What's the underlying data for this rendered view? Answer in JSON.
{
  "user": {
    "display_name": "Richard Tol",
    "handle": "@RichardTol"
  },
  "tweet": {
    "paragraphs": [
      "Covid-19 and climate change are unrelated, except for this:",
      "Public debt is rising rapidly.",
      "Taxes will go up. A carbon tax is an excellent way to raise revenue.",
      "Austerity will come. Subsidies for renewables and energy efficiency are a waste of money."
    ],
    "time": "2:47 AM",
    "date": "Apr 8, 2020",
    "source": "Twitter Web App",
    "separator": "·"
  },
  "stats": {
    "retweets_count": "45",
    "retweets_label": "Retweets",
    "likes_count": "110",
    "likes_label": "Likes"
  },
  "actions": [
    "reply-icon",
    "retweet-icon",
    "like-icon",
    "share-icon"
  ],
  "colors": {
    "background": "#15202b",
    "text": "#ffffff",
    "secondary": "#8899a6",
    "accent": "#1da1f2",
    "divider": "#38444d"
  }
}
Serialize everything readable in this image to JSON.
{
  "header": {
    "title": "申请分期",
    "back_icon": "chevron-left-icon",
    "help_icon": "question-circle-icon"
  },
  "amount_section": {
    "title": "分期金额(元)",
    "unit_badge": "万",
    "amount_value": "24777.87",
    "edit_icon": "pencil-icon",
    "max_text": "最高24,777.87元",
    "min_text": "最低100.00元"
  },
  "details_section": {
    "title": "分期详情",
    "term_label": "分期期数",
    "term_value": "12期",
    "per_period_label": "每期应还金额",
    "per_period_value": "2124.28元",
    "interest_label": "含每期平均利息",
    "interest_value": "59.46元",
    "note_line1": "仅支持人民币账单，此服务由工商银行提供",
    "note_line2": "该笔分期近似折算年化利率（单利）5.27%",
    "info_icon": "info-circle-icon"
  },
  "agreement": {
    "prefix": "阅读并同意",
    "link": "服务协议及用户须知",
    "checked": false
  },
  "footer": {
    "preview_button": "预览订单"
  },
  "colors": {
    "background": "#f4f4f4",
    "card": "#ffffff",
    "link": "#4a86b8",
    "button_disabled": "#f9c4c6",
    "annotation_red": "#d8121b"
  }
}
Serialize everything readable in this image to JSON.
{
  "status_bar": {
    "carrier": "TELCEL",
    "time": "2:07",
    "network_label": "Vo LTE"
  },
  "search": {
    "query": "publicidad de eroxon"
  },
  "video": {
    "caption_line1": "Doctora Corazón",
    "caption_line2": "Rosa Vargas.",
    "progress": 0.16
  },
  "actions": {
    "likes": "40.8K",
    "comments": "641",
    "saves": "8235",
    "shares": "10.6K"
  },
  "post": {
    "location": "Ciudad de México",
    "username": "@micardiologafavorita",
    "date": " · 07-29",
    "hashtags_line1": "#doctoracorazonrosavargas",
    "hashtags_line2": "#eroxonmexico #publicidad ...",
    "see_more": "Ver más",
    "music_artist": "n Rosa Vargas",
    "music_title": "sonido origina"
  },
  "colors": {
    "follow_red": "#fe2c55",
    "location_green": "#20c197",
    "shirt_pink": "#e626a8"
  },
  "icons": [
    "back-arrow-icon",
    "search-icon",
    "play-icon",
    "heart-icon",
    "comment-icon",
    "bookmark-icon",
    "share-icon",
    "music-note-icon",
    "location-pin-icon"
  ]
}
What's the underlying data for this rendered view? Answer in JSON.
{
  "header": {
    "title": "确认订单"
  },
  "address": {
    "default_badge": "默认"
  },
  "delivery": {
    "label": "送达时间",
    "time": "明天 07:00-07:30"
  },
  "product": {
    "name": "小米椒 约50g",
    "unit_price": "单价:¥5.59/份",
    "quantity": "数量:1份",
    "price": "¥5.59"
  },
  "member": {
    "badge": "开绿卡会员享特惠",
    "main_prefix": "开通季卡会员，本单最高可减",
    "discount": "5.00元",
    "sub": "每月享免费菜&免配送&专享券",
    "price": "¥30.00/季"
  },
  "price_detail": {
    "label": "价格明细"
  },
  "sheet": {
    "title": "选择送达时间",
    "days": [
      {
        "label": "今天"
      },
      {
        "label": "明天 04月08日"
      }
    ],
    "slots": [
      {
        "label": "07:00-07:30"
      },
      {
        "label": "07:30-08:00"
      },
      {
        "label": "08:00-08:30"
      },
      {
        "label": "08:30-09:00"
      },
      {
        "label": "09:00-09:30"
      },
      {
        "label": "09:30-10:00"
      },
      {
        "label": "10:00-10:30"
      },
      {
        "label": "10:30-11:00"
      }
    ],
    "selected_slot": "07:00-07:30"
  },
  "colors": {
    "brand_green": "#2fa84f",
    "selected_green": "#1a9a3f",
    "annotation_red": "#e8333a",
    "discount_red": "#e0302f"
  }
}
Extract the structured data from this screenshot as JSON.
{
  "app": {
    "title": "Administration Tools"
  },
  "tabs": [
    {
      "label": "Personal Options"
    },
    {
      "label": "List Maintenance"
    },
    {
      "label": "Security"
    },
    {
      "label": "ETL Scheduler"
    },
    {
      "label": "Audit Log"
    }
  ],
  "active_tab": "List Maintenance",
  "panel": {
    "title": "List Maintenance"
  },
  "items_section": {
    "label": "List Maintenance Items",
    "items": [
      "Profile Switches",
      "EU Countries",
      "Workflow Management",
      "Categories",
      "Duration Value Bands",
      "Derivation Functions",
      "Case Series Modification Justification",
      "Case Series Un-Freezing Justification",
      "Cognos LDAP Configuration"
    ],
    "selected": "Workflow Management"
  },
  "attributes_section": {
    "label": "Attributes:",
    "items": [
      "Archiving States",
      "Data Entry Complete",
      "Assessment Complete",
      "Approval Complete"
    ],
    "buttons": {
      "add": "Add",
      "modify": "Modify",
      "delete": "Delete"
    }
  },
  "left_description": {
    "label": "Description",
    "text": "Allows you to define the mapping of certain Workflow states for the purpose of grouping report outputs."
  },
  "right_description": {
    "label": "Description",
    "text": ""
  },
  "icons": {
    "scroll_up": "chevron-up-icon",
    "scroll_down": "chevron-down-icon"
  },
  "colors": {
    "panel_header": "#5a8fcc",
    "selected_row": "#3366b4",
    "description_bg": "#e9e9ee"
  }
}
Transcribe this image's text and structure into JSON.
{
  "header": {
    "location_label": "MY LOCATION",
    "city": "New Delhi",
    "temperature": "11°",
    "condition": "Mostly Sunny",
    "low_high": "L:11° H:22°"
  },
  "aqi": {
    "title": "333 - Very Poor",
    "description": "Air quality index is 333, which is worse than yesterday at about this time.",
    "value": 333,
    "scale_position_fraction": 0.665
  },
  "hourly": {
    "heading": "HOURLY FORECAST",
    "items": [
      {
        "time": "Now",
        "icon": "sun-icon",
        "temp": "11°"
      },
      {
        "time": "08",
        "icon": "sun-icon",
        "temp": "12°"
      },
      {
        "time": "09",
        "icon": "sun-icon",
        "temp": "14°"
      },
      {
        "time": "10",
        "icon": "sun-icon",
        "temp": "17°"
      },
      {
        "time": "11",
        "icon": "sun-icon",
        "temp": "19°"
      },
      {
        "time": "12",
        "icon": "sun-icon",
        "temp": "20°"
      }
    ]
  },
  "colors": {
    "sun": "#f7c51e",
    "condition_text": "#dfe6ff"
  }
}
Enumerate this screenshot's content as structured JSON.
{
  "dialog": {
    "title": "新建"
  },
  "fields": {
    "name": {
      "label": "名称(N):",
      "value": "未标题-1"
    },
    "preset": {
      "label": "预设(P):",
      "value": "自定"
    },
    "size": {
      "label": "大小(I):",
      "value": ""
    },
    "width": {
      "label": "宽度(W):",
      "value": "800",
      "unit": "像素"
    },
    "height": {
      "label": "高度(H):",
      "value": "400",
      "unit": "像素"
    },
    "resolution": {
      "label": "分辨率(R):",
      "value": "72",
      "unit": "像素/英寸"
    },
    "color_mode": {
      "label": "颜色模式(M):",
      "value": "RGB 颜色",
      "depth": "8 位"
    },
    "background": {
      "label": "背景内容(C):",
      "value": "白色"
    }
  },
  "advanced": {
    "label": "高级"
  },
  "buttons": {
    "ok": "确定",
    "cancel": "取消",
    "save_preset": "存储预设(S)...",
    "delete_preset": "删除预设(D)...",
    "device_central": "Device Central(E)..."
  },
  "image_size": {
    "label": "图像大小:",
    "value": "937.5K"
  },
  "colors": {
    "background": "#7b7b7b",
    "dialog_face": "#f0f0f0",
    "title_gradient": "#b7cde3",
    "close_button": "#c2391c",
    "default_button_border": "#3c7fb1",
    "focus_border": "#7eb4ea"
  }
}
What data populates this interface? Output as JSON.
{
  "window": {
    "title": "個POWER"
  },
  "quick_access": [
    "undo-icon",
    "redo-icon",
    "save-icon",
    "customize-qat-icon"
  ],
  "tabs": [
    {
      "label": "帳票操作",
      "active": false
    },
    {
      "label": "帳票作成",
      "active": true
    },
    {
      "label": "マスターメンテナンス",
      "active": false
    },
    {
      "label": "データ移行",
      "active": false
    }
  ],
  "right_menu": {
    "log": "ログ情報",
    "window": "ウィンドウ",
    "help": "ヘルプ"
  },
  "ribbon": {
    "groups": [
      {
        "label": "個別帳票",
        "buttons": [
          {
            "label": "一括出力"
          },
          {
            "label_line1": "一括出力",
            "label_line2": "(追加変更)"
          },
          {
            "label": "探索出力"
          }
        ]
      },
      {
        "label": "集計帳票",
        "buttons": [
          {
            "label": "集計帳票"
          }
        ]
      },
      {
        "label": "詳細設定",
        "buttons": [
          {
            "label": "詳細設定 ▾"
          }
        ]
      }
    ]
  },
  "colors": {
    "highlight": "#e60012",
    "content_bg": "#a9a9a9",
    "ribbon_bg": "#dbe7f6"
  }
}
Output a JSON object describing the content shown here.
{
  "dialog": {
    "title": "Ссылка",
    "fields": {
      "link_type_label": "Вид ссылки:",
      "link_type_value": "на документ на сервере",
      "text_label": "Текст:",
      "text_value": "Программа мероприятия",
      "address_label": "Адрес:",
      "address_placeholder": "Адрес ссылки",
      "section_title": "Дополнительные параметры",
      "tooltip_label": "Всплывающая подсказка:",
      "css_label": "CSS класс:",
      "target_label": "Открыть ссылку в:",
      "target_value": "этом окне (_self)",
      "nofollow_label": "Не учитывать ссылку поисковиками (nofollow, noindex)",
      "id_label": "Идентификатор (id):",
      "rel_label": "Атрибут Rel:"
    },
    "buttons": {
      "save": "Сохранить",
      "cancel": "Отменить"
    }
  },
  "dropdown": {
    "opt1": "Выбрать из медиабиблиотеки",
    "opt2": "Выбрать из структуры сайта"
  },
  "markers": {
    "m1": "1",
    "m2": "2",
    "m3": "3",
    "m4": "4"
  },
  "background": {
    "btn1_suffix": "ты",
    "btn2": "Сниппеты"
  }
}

• _Given task_
List the lines of the material in which the word "Адрес" occurs.

• _Result for this task_
      "address_label": "Адрес:",
      "address_placeholder": "Адрес ссылки",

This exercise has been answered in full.